* WHAT TO PRODUCE: Reproduce the records below exactly, leaving out any pictures.

* RECORDS PROVIDED:
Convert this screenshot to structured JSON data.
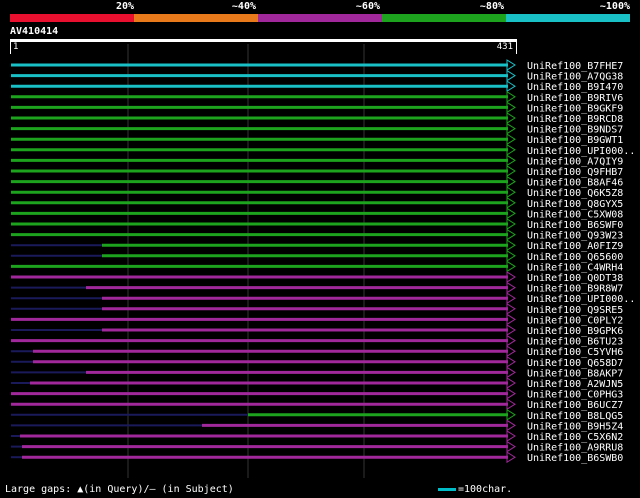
{
  "legend": {
    "labels": [
      "20%",
      "~40%",
      "~60%",
      "~80%",
      "~100%"
    ],
    "colors": [
      "#e8102e",
      "#e87a1c",
      "#a1289a",
      "#1da31d",
      "#19c0c6"
    ]
  },
  "query": {
    "name": "AV410414",
    "start": "1",
    "end": "431"
  },
  "hits": [
    {
      "label": "UniRef100_B7FHE7",
      "color": "#19c0c6"
    },
    {
      "label": "UniRef100_A7QG38",
      "color": "#19c0c6"
    },
    {
      "label": "UniRef100_B9I470",
      "color": "#19c0c6"
    },
    {
      "label": "UniRef100_B9RIV6",
      "color": "#1da31d"
    },
    {
      "label": "UniRef100_B9GKF9",
      "color": "#1da31d"
    },
    {
      "label": "UniRef100_B9RCD8",
      "color": "#1da31d"
    },
    {
      "label": "UniRef100_B9NDS7",
      "color": "#1da31d"
    },
    {
      "label": "UniRef100_B9GWT1",
      "color": "#1da31d"
    },
    {
      "label": "UniRef100_UPI000..",
      "color": "#1da31d"
    },
    {
      "label": "UniRef100_A7QIY9",
      "color": "#1da31d"
    },
    {
      "label": "UniRef100_Q9FHB7",
      "color": "#1da31d"
    },
    {
      "label": "UniRef100_B8AF46",
      "color": "#1da31d"
    },
    {
      "label": "UniRef100_Q6K5Z8",
      "color": "#1da31d"
    },
    {
      "label": "UniRef100_Q8GYX5",
      "color": "#1da31d"
    },
    {
      "label": "UniRef100_C5XW08",
      "color": "#1da31d"
    },
    {
      "label": "UniRef100_B6SWF0",
      "color": "#1da31d"
    },
    {
      "label": "UniRef100_Q93W23",
      "color": "#1da31d"
    },
    {
      "label": "UniRef100_A0FIZ9",
      "color": "#1da31d"
    },
    {
      "label": "UniRef100_Q65600",
      "color": "#1da31d"
    },
    {
      "label": "UniRef100_C4WRH4",
      "color": "#1da31d"
    },
    {
      "label": "UniRef100_Q0DT38",
      "color": "#a1289a"
    },
    {
      "label": "UniRef100_B9R8W7",
      "color": "#a1289a"
    },
    {
      "label": "UniRef100_UPI000..",
      "color": "#a1289a"
    },
    {
      "label": "UniRef100_Q9SRE5",
      "color": "#a1289a"
    },
    {
      "label": "UniRef100_C0PLY2",
      "color": "#a1289a"
    },
    {
      "label": "UniRef100_B9GPK6",
      "color": "#a1289a"
    },
    {
      "label": "UniRef100_B6TU23",
      "color": "#a1289a"
    },
    {
      "label": "UniRef100_C5YVH6",
      "color": "#a1289a"
    },
    {
      "label": "UniRef100_Q658D7",
      "color": "#a1289a"
    },
    {
      "label": "UniRef100_B8AKP7",
      "color": "#a1289a"
    },
    {
      "label": "UniRef100_A2WJN5",
      "color": "#a1289a"
    },
    {
      "label": "UniRef100_C0PHG3",
      "color": "#a1289a"
    },
    {
      "label": "UniRef100_B6UCZ7",
      "color": "#a1289a"
    },
    {
      "label": "UniRef100_B8LQG5",
      "color": "#1da31d"
    },
    {
      "label": "UniRef100_B9H5Z4",
      "color": "#a1289a"
    },
    {
      "label": "UniRef100_C5X6N2",
      "color": "#a1289a"
    },
    {
      "label": "UniRef100_A9RRU8",
      "color": "#a1289a"
    },
    {
      "label": "UniRef100_B6SWB0",
      "color": "#a1289a"
    }
  ],
  "footer": {
    "gaps_text": "Large gaps: ▲(in Query)/— (in Subject)",
    "scale_text": "=100char."
  }
}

* TASK SOLUTION:
Convert this screenshot to structured JSON data.
{
  "legend": {
    "labels": [
      "20%",
      "~40%",
      "~60%",
      "~80%",
      "~100%"
    ],
    "colors": [
      "#e8102e",
      "#e87a1c",
      "#a1289a",
      "#1da31d",
      "#19c0c6"
    ]
  },
  "query": {
    "name": "AV410414",
    "start": "1",
    "end": "431"
  },
  "hits": [
    {
      "label": "UniRef100_B7FHE7",
      "color": "#19c0c6"
    },
    {
      "label": "UniRef100_A7QG38",
      "color": "#19c0c6"
    },
    {
      "label": "UniRef100_B9I470",
      "color": "#19c0c6"
    },
    {
      "label": "UniRef100_B9RIV6",
      "color": "#1da31d"
    },
    {
      "label": "UniRef100_B9GKF9",
      "color": "#1da31d"
    },
    {
      "label": "UniRef100_B9RCD8",
      "color": "#1da31d"
    },
    {
      "label": "UniRef100_B9NDS7",
      "color": "#1da31d"
    },
    {
      "label": "UniRef100_B9GWT1",
      "color": "#1da31d"
    },
    {
      "label": "UniRef100_UPI000..",
      "color": "#1da31d"
    },
    {
      "label": "UniRef100_A7QIY9",
      "color": "#1da31d"
    },
    {
      "label": "UniRef100_Q9FHB7",
      "color": "#1da31d"
    },
    {
      "label": "UniRef100_B8AF46",
      "color": "#1da31d"
    },
    {
      "label": "UniRef100_Q6K5Z8",
      "color": "#1da31d"
    },
    {
      "label": "UniRef100_Q8GYX5",
      "color": "#1da31d"
    },
    {
      "label": "UniRef100_C5XW08",
      "color": "#1da31d"
    },
    {
      "label": "UniRef100_B6SWF0",
      "color": "#1da31d"
    },
    {
      "label": "UniRef100_Q93W23",
      "color": "#1da31d"
    },
    {
      "label": "UniRef100_A0FIZ9",
      "color": "#1da31d"
    },
    {
      "label": "UniRef100_Q65600",
      "color": "#1da31d"
    },
    {
      "label": "UniRef100_C4WRH4",
      "color": "#1da31d"
    },
    {
      "label": "UniRef100_Q0DT38",
      "color": "#a1289a"
    },
    {
      "label": "UniRef100_B9R8W7",
      "color": "#a1289a"
    },
    {
      "label": "UniRef100_UPI000..",
      "color": "#a1289a"
    },
    {
      "label": "UniRef100_Q9SRE5",
      "color": "#a1289a"
    },
    {
      "label": "UniRef100_C0PLY2",
      "color": "#a1289a"
    },
    {
      "label": "UniRef100_B9GPK6",
      "color": "#a1289a"
    },
    {
      "label": "UniRef100_B6TU23",
      "color": "#a1289a"
    },
    {
      "label": "UniRef100_C5YVH6",
      "color": "#a1289a"
    },
    {
      "label": "UniRef100_Q658D7",
      "color": "#a1289a"
    },
    {
      "label": "UniRef100_B8AKP7",
      "color": "#a1289a"
    },
    {
      "label": "UniRef100_A2WJN5",
      "color": "#a1289a"
    },
    {
      "label": "UniRef100_C0PHG3",
      "color": "#a1289a"
    },
    {
      "label": "UniRef100_B6UCZ7",
      "color": "#a1289a"
    },
    {
      "label": "UniRef100_B8LQG5",
      "color": "#1da31d"
    },
    {
      "label": "UniRef100_B9H5Z4",
      "color": "#a1289a"
    },
    {
      "label": "UniRef100_C5X6N2",
      "color": "#a1289a"
    },
    {
      "label": "UniRef100_A9RRU8",
      "color": "#a1289a"
    },
    {
      "label": "UniRef100_B6SWB0",
      "color": "#a1289a"
    }
  ],
  "footer": {
    "gaps_text": "Large gaps: ▲(in Query)/— (in Subject)",
    "scale_text": "=100char."
  }
}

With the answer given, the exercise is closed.